Work to be completed> Transcribe the records that follow, preserving every word.

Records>
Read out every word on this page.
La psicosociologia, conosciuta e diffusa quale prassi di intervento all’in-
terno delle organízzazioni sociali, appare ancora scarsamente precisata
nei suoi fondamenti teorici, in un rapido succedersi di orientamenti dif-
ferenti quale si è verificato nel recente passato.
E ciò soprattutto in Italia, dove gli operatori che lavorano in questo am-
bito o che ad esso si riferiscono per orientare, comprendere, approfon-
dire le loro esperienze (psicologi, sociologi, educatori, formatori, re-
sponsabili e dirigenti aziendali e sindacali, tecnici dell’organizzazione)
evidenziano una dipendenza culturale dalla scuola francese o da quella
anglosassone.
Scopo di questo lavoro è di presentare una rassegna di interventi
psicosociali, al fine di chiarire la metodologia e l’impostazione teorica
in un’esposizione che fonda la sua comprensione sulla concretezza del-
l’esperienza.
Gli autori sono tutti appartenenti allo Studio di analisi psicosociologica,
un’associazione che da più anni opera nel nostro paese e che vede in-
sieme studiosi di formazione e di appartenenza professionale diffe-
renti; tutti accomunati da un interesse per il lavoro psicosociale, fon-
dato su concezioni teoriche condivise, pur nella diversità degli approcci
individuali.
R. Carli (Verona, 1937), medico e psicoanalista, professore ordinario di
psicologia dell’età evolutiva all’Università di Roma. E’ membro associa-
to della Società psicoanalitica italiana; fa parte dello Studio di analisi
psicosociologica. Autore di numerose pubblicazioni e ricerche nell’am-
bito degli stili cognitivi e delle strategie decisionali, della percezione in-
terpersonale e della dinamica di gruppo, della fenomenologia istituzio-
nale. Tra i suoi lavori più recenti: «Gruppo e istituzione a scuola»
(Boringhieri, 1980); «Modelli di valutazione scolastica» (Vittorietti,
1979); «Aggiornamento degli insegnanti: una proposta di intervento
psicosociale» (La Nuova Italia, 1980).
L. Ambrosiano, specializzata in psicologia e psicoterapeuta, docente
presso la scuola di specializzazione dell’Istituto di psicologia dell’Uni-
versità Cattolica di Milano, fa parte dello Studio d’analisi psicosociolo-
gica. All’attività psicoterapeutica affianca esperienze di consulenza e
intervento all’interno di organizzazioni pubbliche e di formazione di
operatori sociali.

Response to this task>
Read out every word on this page.
La psicosociologia, conosciuta e diffusa quale prassi di intervento all’in-
terno delle organízzazioni sociali, appare ancora scarsamente precisata
nei suoi fondamenti teorici, in un rapido succedersi di orientamenti dif-
ferenti quale si è verificato nel recente passato.
E ciò soprattutto in Italia, dove gli operatori che lavorano in questo am-
bito o che ad esso si riferiscono per orientare, comprendere, approfon-
dire le loro esperienze (psicologi, sociologi, educatori, formatori, re-
sponsabili e dirigenti aziendali e sindacali, tecnici dell’organizzazione)
evidenziano una dipendenza culturale dalla scuola francese o da quella
anglosassone.
Scopo di questo lavoro è di presentare una rassegna di interventi
psicosociali, al fine di chiarire la metodologia e l’impostazione teorica
in un’esposizione che fonda la sua comprensione sulla concretezza del-
l’esperienza.
Gli autori sono tutti appartenenti allo Studio di analisi psicosociologica,
un’associazione che da più anni opera nel nostro paese e che vede in-
sieme studiosi di formazione e di appartenenza professionale diffe-
renti; tutti accomunati da un interesse per il lavoro psicosociale, fon-
dato su concezioni teoriche condivise, pur nella diversità degli approcci
individuali.
R. Carli (Verona, 1937), medico e psicoanalista, professore ordinario di
psicologia dell’età evolutiva all’Università di Roma. E’ membro associa-
to della Società psicoanalitica italiana; fa parte dello Studio di analisi
psicosociologica. Autore di numerose pubblicazioni e ricerche nell’am-
bito degli stili cognitivi e delle strategie decisionali, della percezione in-
terpersonale e della dinamica di gruppo, della fenomenologia istituzio-
nale. Tra i suoi lavori più recenti: «Gruppo e istituzione a scuola»
(Boringhieri, 1980); «Modelli di valutazione scolastica» (Vittorietti,
1979); «Aggiornamento degli insegnanti: una proposta di intervento
psicosociale» (La Nuova Italia, 1980).
L. Ambrosiano, specializzata in psicologia e psicoterapeuta, docente
presso la scuola di specializzazione dell’Istituto di psicologia dell’Uni-
versità Cattolica di Milano, fa parte dello Studio d’analisi psicosociolo-
gica. All’attività psicoterapeutica affianca esperienze di consulenza e
intervento all’interno di organizzazioni pubbliche e di formazione di
operatori sociali.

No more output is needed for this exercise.